Find all lines in the records that include the word "SRMTID", and copy them out.

Some records
━━━━━━━━━━━━━━━━━━━━

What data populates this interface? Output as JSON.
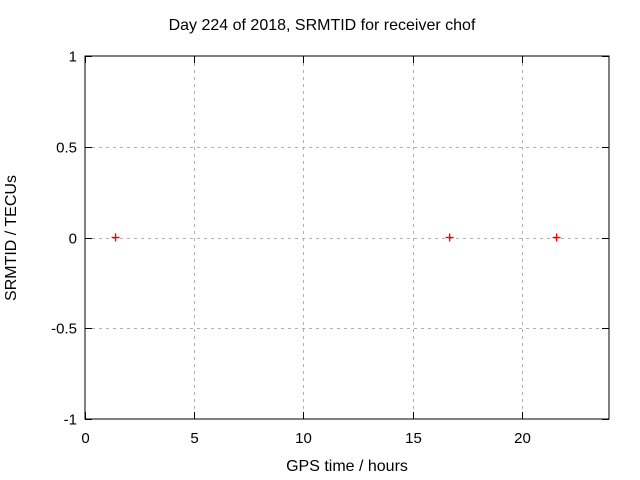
{
  "chart_data": {
    "type": "scatter",
    "title": "Day 224 of 2018, SRMTID for receiver chof",
    "xlabel": "GPS time / hours",
    "ylabel": "SRMTID / TECUs",
    "xlim": [
      0,
      24
    ],
    "ylim": [
      -1,
      1
    ],
    "xticks": [
      0,
      5,
      10,
      15,
      20
    ],
    "xtick_labels": [
      "0",
      "5",
      "10",
      "15",
      "20"
    ],
    "yticks": [
      -1,
      -0.5,
      0,
      0.5,
      1
    ],
    "ytick_labels": [
      "-1",
      "-0.5",
      "0",
      "0.5",
      "1"
    ],
    "grid": true,
    "legend_position": "none",
    "series": [
      {
        "name": "SRMTID",
        "marker": "plus",
        "color": "#ff0000",
        "points": [
          {
            "x": 1.4,
            "y": 0
          },
          {
            "x": 16.7,
            "y": 0
          },
          {
            "x": 21.6,
            "y": 0
          }
        ]
      }
    ],
    "colors": {
      "background": "#ffffff",
      "border": "#000000",
      "grid": "#b0b0b0",
      "text": "#000000"
    }
  }
}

━━━━━━━━━━━━━━━━━━━━

> **Output of the exercise**
    "title": "Day 224 of 2018, SRMTID for receiver chof",
    "ylabel": "SRMTID / TECUs",
        "name": "SRMTID",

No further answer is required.